*Required work:* Identify, in the records below, every line where the string "this" appears, and copy each such line.

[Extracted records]
▼

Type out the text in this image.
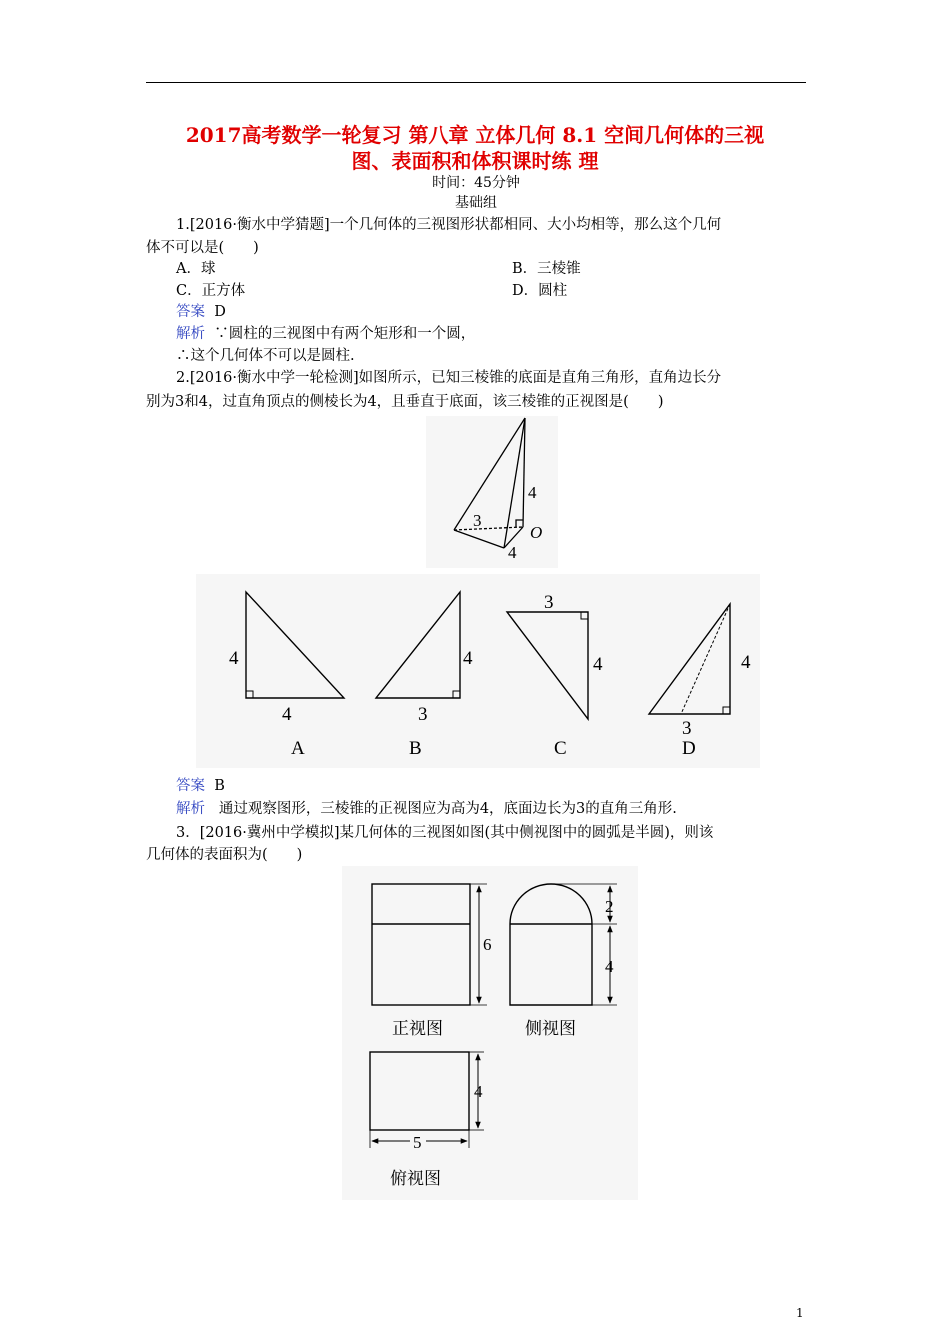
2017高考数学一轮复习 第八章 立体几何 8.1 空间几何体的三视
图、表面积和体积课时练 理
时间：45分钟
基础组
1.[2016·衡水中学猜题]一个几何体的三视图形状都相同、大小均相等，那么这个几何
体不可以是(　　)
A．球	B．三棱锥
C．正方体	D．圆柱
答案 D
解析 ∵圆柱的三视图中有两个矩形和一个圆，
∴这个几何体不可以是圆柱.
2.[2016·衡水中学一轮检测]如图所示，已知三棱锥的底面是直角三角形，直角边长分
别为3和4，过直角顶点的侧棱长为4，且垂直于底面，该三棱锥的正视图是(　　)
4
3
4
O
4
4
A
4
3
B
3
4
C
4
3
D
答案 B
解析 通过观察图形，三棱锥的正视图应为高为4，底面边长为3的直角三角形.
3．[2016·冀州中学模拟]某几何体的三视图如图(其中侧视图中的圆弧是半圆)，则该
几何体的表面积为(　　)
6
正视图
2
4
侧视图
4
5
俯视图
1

▲
▼

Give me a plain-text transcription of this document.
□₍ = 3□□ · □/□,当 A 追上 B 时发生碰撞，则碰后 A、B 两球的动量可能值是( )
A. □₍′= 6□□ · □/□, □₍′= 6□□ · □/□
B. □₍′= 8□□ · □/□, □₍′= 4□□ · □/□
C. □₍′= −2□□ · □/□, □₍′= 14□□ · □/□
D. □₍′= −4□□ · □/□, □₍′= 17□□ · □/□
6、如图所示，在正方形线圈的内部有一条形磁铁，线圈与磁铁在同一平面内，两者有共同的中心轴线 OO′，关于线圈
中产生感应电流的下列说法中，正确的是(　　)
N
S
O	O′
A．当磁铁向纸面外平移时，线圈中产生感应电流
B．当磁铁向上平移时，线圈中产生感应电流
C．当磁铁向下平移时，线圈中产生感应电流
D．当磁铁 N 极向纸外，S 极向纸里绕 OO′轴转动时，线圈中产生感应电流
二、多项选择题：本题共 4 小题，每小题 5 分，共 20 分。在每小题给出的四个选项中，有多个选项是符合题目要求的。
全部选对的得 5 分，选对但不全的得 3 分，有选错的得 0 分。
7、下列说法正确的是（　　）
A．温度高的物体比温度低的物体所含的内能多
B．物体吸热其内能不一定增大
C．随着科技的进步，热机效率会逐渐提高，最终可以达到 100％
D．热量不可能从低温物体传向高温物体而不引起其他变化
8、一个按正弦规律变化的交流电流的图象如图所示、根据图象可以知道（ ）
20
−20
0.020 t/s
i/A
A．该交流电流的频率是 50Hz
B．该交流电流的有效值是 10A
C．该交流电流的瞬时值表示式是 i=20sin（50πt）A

▲

*Final result:*
Type out the text in this image.
Give me a plain-text transcription of this document.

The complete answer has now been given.